● The problem: Write out each line of the material again, word for word.

● Records for the exercise:
☆ ☆ ☆ ☆
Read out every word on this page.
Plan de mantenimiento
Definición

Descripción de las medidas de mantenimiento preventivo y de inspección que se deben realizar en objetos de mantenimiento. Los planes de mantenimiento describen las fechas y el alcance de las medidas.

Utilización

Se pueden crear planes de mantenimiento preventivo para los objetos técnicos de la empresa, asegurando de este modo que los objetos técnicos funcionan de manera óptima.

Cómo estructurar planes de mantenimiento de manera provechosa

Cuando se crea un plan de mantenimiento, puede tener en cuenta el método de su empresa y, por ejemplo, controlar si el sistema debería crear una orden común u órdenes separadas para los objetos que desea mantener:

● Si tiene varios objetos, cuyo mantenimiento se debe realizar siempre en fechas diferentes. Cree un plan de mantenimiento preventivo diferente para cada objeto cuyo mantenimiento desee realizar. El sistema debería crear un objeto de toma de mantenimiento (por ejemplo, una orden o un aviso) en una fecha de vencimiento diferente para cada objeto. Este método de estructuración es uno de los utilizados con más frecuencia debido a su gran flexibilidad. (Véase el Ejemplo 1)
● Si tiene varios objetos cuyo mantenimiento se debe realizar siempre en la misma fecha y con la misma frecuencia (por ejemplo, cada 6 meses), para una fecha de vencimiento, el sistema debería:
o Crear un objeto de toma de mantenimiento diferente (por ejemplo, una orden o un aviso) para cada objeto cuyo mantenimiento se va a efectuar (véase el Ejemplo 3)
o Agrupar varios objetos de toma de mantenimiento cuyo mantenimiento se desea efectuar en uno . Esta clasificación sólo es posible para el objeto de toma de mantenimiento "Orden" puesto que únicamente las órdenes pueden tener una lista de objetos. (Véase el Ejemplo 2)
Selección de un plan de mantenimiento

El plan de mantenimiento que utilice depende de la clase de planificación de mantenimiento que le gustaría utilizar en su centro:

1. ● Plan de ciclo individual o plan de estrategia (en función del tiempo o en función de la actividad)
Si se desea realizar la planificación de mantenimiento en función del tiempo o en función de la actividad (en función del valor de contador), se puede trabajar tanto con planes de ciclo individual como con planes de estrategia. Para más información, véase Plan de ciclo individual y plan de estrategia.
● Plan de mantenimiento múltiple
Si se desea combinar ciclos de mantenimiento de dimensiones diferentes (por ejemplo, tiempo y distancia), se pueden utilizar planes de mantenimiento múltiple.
☆ ☆ ☆ ☆
● Output:
Read out every word on this page.
Plan de mantenimiento
Definición

Descripción de las medidas de mantenimiento preventivo y de inspección que se deben realizar en objetos de mantenimiento. Los planes de mantenimiento describen las fechas y el alcance de las medidas.

Utilización

Se pueden crear planes de mantenimiento preventivo para los objetos técnicos de la empresa, asegurando de este modo que los objetos técnicos funcionan de manera óptima.

Cómo estructurar planes de mantenimiento de manera provechosa

Cuando se crea un plan de mantenimiento, puede tener en cuenta el método de su empresa y, por ejemplo, controlar si el sistema debería crear una orden común u órdenes separadas para los objetos que desea mantener:

● Si tiene varios objetos, cuyo mantenimiento se debe realizar siempre en fechas diferentes. Cree un plan de mantenimiento preventivo diferente para cada objeto cuyo mantenimiento desee realizar. El sistema debería crear un objeto de toma de mantenimiento (por ejemplo, una orden o un aviso) en una fecha de vencimiento diferente para cada objeto. Este método de estructuración es uno de los utilizados con más frecuencia debido a su gran flexibilidad. (Véase el Ejemplo 1)
● Si tiene varios objetos cuyo mantenimiento se debe realizar siempre en la misma fecha y con la misma frecuencia (por ejemplo, cada 6 meses), para una fecha de vencimiento, el sistema debería:
o Crear un objeto de toma de mantenimiento diferente (por ejemplo, una orden o un aviso) para cada objeto cuyo mantenimiento se va a efectuar (véase el Ejemplo 3)
o Agrupar varios objetos de toma de mantenimiento cuyo mantenimiento se desea efectuar en uno . Esta clasificación sólo es posible para el objeto de toma de mantenimiento "Orden" puesto que únicamente las órdenes pueden tener una lista de objetos. (Véase el Ejemplo 2)
Selección de un plan de mantenimiento

El plan de mantenimiento que utilice depende de la clase de planificación de mantenimiento que le gustaría utilizar en su centro:

1. ● Plan de ciclo individual o plan de estrategia (en función del tiempo o en función de la actividad)
Si se desea realizar la planificación de mantenimiento en función del tiempo o en función de la actividad (en función del valor de contador), se puede trabajar tanto con planes de ciclo individual como con planes de estrategia. Para más información, véase Plan de ciclo individual y plan de estrategia.
● Plan de mantenimiento múltiple
Si se desea combinar ciclos de mantenimiento de dimensiones diferentes (por ejemplo, tiempo y distancia), se pueden utilizar planes de mantenimiento múltiple.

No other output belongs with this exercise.